»»

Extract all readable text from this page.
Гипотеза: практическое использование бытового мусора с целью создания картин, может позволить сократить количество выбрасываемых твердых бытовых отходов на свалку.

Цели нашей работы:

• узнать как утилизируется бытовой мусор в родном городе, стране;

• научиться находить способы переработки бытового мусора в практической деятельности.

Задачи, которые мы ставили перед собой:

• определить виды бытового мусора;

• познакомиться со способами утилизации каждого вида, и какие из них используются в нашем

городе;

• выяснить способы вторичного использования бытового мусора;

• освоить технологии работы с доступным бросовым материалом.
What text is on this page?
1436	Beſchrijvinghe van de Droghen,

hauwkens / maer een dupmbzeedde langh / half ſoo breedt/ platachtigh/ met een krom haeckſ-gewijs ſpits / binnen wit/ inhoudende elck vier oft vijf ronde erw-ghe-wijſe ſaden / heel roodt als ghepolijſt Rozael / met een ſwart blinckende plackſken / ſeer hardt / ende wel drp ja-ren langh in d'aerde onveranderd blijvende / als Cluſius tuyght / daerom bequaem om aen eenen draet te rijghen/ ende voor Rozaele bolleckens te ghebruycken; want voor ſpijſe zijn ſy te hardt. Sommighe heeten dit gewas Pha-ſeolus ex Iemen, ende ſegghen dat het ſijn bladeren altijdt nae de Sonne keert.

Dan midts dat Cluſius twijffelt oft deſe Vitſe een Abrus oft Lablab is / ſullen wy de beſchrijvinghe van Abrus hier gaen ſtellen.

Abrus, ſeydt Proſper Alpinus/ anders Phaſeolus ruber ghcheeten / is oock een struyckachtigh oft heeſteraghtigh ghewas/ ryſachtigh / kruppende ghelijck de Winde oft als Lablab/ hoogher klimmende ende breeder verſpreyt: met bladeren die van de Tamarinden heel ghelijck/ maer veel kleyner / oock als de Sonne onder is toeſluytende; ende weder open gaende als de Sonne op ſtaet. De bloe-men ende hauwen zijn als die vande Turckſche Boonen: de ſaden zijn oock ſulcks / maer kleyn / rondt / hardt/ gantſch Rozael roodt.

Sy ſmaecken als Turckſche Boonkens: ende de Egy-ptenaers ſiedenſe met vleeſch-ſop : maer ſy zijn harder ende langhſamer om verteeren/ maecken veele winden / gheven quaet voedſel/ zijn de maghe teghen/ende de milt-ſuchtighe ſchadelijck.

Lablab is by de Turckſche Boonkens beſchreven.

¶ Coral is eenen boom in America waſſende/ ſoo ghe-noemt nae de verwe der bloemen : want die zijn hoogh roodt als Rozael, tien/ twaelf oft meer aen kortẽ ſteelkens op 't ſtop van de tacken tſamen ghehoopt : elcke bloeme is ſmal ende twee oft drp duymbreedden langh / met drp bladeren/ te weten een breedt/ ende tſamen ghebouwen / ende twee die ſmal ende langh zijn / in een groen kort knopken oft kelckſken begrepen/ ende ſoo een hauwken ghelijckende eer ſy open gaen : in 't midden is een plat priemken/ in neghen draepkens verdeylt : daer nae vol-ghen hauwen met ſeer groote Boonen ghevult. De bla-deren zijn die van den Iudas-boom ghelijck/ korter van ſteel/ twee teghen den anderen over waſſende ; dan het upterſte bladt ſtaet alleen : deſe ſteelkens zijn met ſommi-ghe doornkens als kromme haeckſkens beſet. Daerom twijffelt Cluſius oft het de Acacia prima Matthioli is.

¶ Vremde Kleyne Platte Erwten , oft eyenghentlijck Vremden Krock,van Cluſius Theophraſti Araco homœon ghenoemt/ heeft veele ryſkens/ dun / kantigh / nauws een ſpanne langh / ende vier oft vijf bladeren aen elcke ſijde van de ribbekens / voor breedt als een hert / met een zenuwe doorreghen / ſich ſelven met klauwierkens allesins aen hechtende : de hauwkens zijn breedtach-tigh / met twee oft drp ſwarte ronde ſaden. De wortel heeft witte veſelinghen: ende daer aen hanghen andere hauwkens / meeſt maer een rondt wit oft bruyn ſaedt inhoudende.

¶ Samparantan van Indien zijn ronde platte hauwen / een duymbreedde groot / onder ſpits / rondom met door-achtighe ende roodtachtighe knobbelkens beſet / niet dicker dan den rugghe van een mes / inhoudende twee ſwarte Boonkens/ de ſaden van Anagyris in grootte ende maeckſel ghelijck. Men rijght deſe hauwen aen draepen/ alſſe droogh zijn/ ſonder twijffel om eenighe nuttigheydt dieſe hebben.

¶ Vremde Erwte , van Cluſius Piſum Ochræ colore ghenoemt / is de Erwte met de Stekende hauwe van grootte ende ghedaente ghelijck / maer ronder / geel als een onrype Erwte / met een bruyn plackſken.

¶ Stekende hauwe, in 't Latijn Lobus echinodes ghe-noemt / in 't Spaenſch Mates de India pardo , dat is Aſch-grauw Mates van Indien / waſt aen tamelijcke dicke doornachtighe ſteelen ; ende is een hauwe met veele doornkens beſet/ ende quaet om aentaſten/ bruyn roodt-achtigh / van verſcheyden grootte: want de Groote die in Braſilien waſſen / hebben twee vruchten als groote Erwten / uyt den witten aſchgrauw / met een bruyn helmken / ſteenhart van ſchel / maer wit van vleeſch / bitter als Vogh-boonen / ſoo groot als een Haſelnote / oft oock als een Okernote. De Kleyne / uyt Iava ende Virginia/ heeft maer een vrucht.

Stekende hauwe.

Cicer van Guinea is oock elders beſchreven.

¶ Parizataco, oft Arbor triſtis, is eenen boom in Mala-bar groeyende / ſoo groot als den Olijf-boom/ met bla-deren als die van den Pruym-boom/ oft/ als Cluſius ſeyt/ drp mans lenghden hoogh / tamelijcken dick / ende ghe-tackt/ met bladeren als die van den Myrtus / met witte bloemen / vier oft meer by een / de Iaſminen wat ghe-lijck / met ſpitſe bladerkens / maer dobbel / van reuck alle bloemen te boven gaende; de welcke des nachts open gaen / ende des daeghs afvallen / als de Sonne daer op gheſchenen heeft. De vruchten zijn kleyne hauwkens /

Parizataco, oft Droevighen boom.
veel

««

Copy all lines of the material above where the string "text" occurs.

Extract all readable text from this page.
What text is on this page?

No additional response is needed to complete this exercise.